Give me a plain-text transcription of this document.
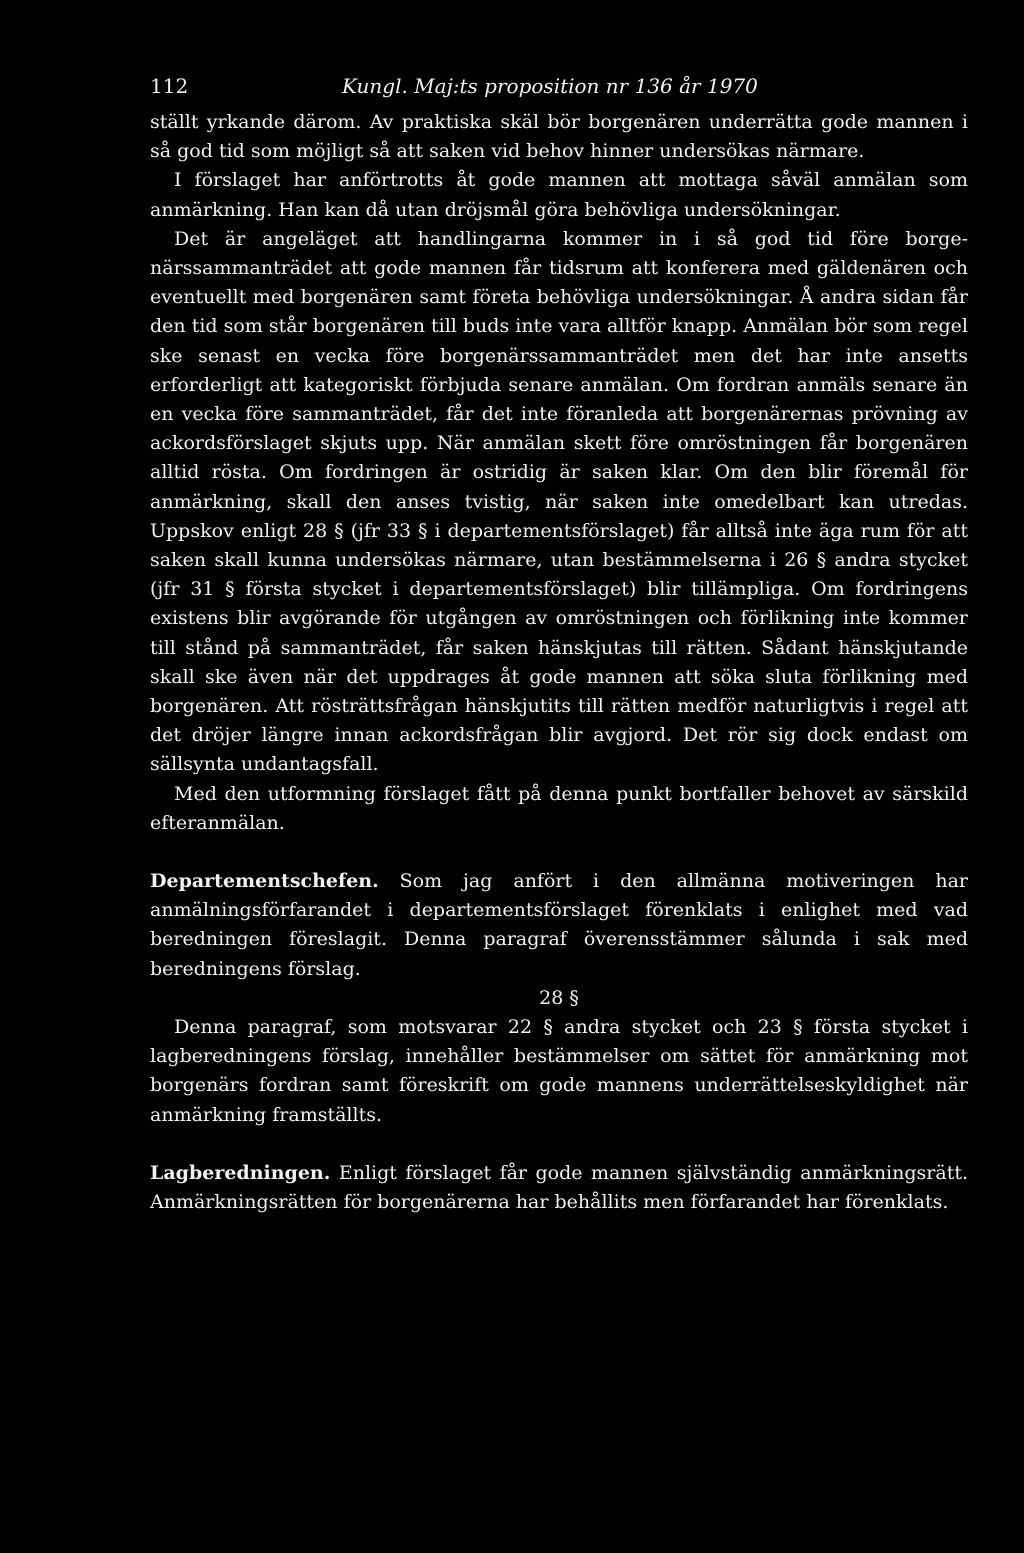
112	Kungl. Maj:ts proposition nr 136 år 1970

ställt yrkande därom. Av praktiska skäl bör borgenären underrätta gode mannen i så god tid som möjligt så att saken vid behov hinner undersökas närmare.

I förslaget har anförtrotts åt gode mannen att mottaga såväl anmälan som anmärkning. Han kan då utan dröjsmål göra behövliga undersökningar.

Det är angeläget att handlingarna kommer in i så god tid före borgenärssammanträdet att gode mannen får tidsrum att konferera med gäldenären och eventuellt med borgenären samt företa behövliga undersökningar. Å andra sidan får den tid som står borgenären till buds inte vara alltför knapp. Anmälan bör som regel ske senast en vecka före borgenärssammanträdet men det har inte ansetts erforderligt att kategoriskt förbjuda senare anmälan. Om fordran anmäls senare än en vecka före sammanträdet, får det inte föranleda att borgenärernas prövning av ackordsförslaget skjuts upp. När anmälan skett före omröstningen får borgenären alltid rösta. Om fordringen är ostridig är saken klar. Om den blir föremål för anmärkning, skall den anses tvistig, när saken inte omedelbart kan utredas. Uppskov enligt 28 § (jfr 33 § i departementsförslaget) får alltså inte äga rum för att saken skall kunna undersökas närmare, utan bestämmelserna i 26 § andra stycket (jfr 31 § första stycket i departementsförslaget) blir tillämpliga. Om fordringens existens blir avgörande för utgången av omröstningen och förlikning inte kommer till stånd på sammanträdet, får saken hänskjutas till rätten. Sådant hänskjutande skall ske även när det uppdrages åt gode mannen att söka sluta förlikning med borgenären. Att rösträttsfrågan hänskjutits till rätten medför naturligtvis i regel att det dröjer längre innan ackordsfrågan blir avgjord. Det rör sig dock endast om sällsynta undantagsfall.

Med den utformning förslaget fått på denna punkt bortfaller behovet av särskild efteranmälan.

Departementschefen. Som jag anfört i den allmänna motiveringen har anmälningsförfarandet i departementsförslaget förenklats i enlighet med vad beredningen föreslagit. Denna paragraf överensstämmer sålunda i sak med beredningens förslag.

28 §

Denna paragraf, som motsvarar 22 § andra stycket och 23 § första stycket i lagberedningens förslag, innehåller bestämmelser om sättet för anmärkning mot borgenärs fordran samt föreskrift om gode mannens underrättelseskyldighet när anmärkning framställts.

Lagberedningen. Enligt förslaget får gode mannen självständig anmärkningsrätt. Anmärkningsrätten för borgenärerna har behållits men förfarandet har förenklats.
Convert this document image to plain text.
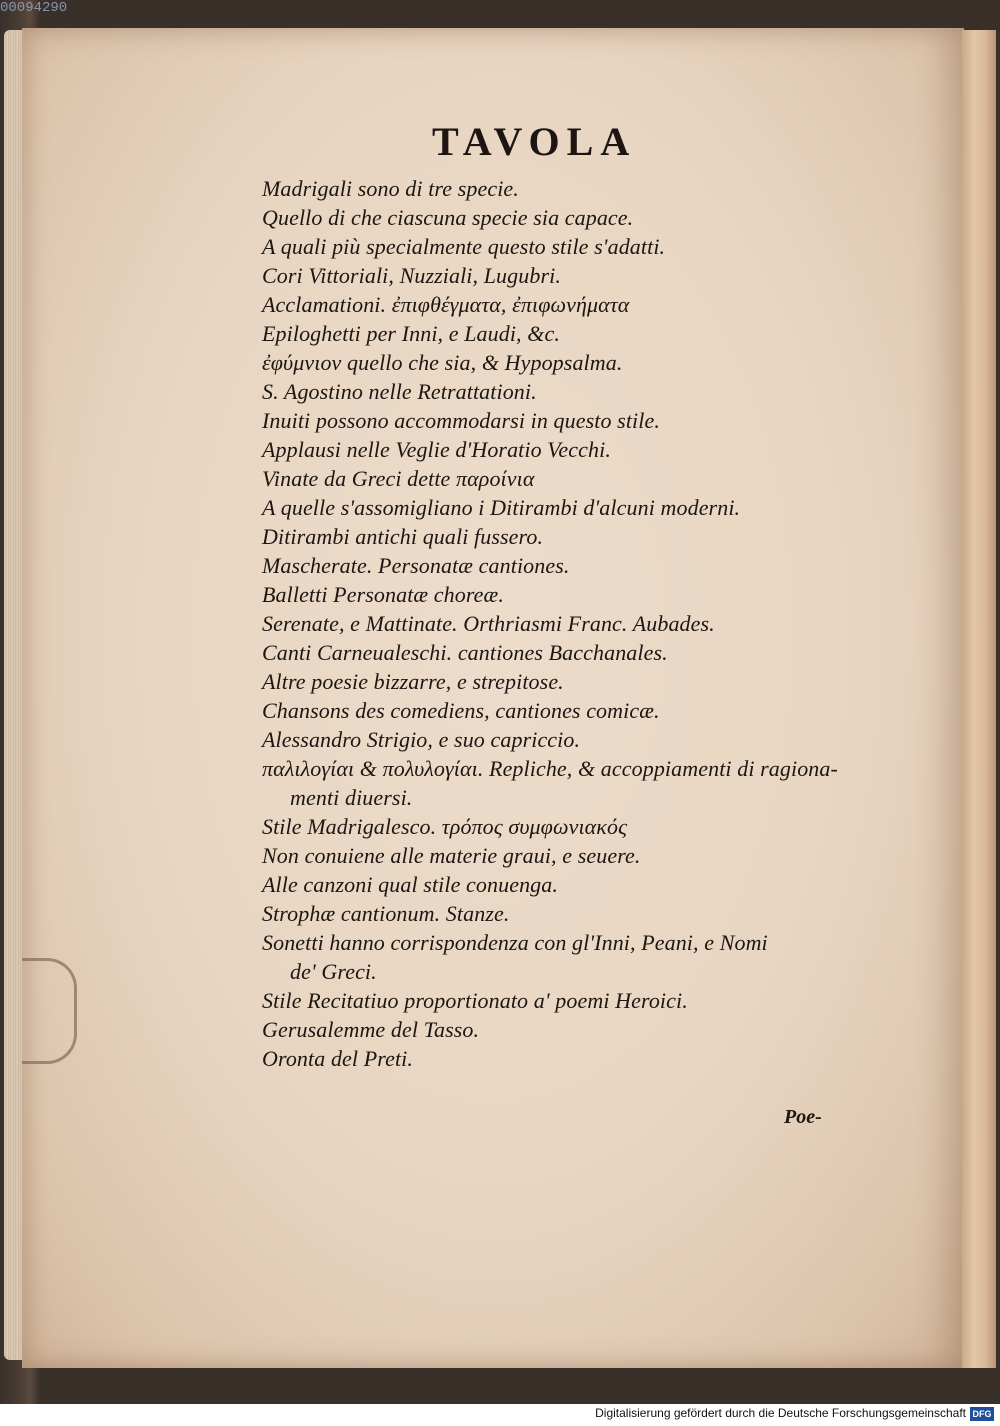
00094290
TAVOLA
Madrigali sono di tre specie.
Quello di che ciascuna specie sia capace.
A quali più specialmente questo stile s'adatti.
Cori Vittoriali, Nuzziali, Lugubri.
Acclamationi. ἐπιφθέγματα, ἐπιφωνήματα
Epiloghetti per Inni, e Laudi, &c.
ἐφύμνιον quello che sia, & Hypopsalma.
S. Agostino nelle Retrattationi.
Inuiti possono accommodarsi in questo stile.
Applausi nelle Veglie d'Horatio Vecchi.
Vinate da Greci dette παροίνια
A quelle s'assomigliano i Ditirambi d'alcuni moderni.
Ditirambi antichi quali fussero.
Mascherate. Personatæ cantiones.
Balletti Personatæ choreæ.
Serenate, e Mattinate. Orthriasmi Franc. Aubades.
Canti Carneualeschi. cantiones Bacchanales.
Altre poesie bizzarre, e strepitose.
Chansons des comediens, cantiones comicæ.
Alessandro Strigio, e suo capriccio.
παλιλογίαι & πολυλογίαι. Repliche, & accoppiamenti di ragiona-
menti diuersi.
Stile Madrigalesco. τρόπος συμφωνιακός
Non conuiene alle materie graui, e seuere.
Alle canzoni qual stile conuenga.
Strophæ cantionum. Stanze.
Sonetti hanno corrispondenza con gl'Inni, Peani, e Nomi
de' Greci.
Stile Recitatiuo proportionato a' poemi Heroici.
Gerusalemme del Tasso.
Oronta del Preti.
Poe-
Digitalisierung gefördert durch die Deutsche Forschungsgemeinschaft DFG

## PROMPT
The data above needs to be retyped exactly, with the images left out.

## RESPONSE TO THIS TASK
Give me a plain-text transcription of this document.
112	Kungl. Maj:ts proposition nr 136 år 1970

ställt yrkande därom. Av praktiska skäl bör borgenären underrätta gode mannen i så god tid som möjligt så att saken vid behov hinner undersökas närmare.

I förslaget har anförtrotts åt gode mannen att mottaga såväl anmälan som anmärkning. Han kan då utan dröjsmål göra behövliga undersökningar.

Det är angeläget att handlingarna kommer in i så god tid före borgenärssammanträdet att gode mannen får tidsrum att konferera med gäldenären och eventuellt med borgenären samt företa behövliga undersökningar. Å andra sidan får den tid som står borgenären till buds inte vara alltför knapp. Anmälan bör som regel ske senast en vecka före borgenärssammanträdet men det har inte ansetts erforderligt att kategoriskt förbjuda senare anmälan. Om fordran anmäls senare än en vecka före sammanträdet, får det inte föranleda att borgenärernas prövning av ackordsförslaget skjuts upp. När anmälan skett före omröstningen får borgenären alltid rösta. Om fordringen är ostridig är saken klar. Om den blir föremål för anmärkning, skall den anses tvistig, när saken inte omedelbart kan utredas. Uppskov enligt 28 § (jfr 33 § i departementsförslaget) får alltså inte äga rum för att saken skall kunna undersökas närmare, utan bestämmelserna i 26 § andra stycket (jfr 31 § första stycket i departementsförslaget) blir tillämpliga. Om fordringens existens blir avgörande för utgången av omröstningen och förlikning inte kommer till stånd på sammanträdet, får saken hänskjutas till rätten. Sådant hänskjutande skall ske även när det uppdrages åt gode mannen att söka sluta förlikning med borgenären. Att rösträttsfrågan hänskjutits till rätten medför naturligtvis i regel att det dröjer längre innan ackordsfrågan blir avgjord. Det rör sig dock endast om sällsynta undantagsfall.

Med den utformning förslaget fått på denna punkt bortfaller behovet av särskild efteranmälan.

Departementschefen. Som jag anfört i den allmänna motiveringen har anmälningsförfarandet i departementsförslaget förenklats i enlighet med vad beredningen föreslagit. Denna paragraf överensstämmer sålunda i sak med beredningens förslag.

28 §

Denna paragraf, som motsvarar 22 § andra stycket och 23 § första stycket i lagberedningens förslag, innehåller bestämmelser om sättet för anmärkning mot borgenärs fordran samt föreskrift om gode mannens underrättelseskyldighet när anmärkning framställts.

Lagberedningen. Enligt förslaget får gode mannen självständig anmärkningsrätt. Anmärkningsrätten för borgenärerna har behållits men förfarandet har förenklats.
Convert this document image to plain text.
00094290
TAVOLA
Madrigali sono di tre specie.
Quello di che ciascuna specie sia capace.
A quali più specialmente questo stile s'adatti.
Cori Vittoriali, Nuzziali, Lugubri.
Acclamationi. ἐπιφθέγματα, ἐπιφωνήματα
Epiloghetti per Inni, e Laudi, &c.
ἐφύμνιον quello che sia, & Hypopsalma.
S. Agostino nelle Retrattationi.
Inuiti possono accommodarsi in questo stile.
Applausi nelle Veglie d'Horatio Vecchi.
Vinate da Greci dette παροίνια
A quelle s'assomigliano i Ditirambi d'alcuni moderni.
Ditirambi antichi quali fussero.
Mascherate. Personatæ cantiones.
Balletti Personatæ choreæ.
Serenate, e Mattinate. Orthriasmi Franc. Aubades.
Canti Carneualeschi. cantiones Bacchanales.
Altre poesie bizzarre, e strepitose.
Chansons des comediens, cantiones comicæ.
Alessandro Strigio, e suo capriccio.
παλιλογίαι & πολυλογίαι. Repliche, & accoppiamenti di ragiona-
menti diuersi.
Stile Madrigalesco. τρόπος συμφωνιακός
Non conuiene alle materie graui, e seuere.
Alle canzoni qual stile conuenga.
Strophæ cantionum. Stanze.
Sonetti hanno corrispondenza con gl'Inni, Peani, e Nomi
de' Greci.
Stile Recitatiuo proportionato a' poemi Heroici.
Gerusalemme del Tasso.
Oronta del Preti.
Poe-
Digitalisierung gefördert durch die Deutsche Forschungsgemeinschaft DFG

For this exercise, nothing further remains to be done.